** THE RECORDS **
↓
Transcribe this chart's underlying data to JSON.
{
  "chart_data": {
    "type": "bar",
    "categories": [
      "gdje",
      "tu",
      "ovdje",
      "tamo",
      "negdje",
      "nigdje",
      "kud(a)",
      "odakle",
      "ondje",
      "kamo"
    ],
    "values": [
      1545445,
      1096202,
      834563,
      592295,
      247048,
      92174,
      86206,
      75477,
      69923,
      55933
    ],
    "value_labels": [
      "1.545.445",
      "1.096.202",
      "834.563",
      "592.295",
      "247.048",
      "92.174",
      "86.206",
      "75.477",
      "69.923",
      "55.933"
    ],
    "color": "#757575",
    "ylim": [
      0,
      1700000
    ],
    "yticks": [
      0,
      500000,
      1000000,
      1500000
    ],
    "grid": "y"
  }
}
↑
The records above should be returned exactly.

** EXERCISE ANSWER **
Transcribe this chart's underlying data to JSON.
{
  "chart_data": {
    "type": "bar",
    "categories": [
      "gdje",
      "tu",
      "ovdje",
      "tamo",
      "negdje",
      "nigdje",
      "kud(a)",
      "odakle",
      "ondje",
      "kamo"
    ],
    "values": [
      1545445,
      1096202,
      834563,
      592295,
      247048,
      92174,
      86206,
      75477,
      69923,
      55933
    ],
    "value_labels": [
      "1.545.445",
      "1.096.202",
      "834.563",
      "592.295",
      "247.048",
      "92.174",
      "86.206",
      "75.477",
      "69.923",
      "55.933"
    ],
    "color": "#757575",
    "ylim": [
      0,
      1700000
    ],
    "yticks": [
      0,
      500000,
      1000000,
      1500000
    ],
    "grid": "y"
  }
}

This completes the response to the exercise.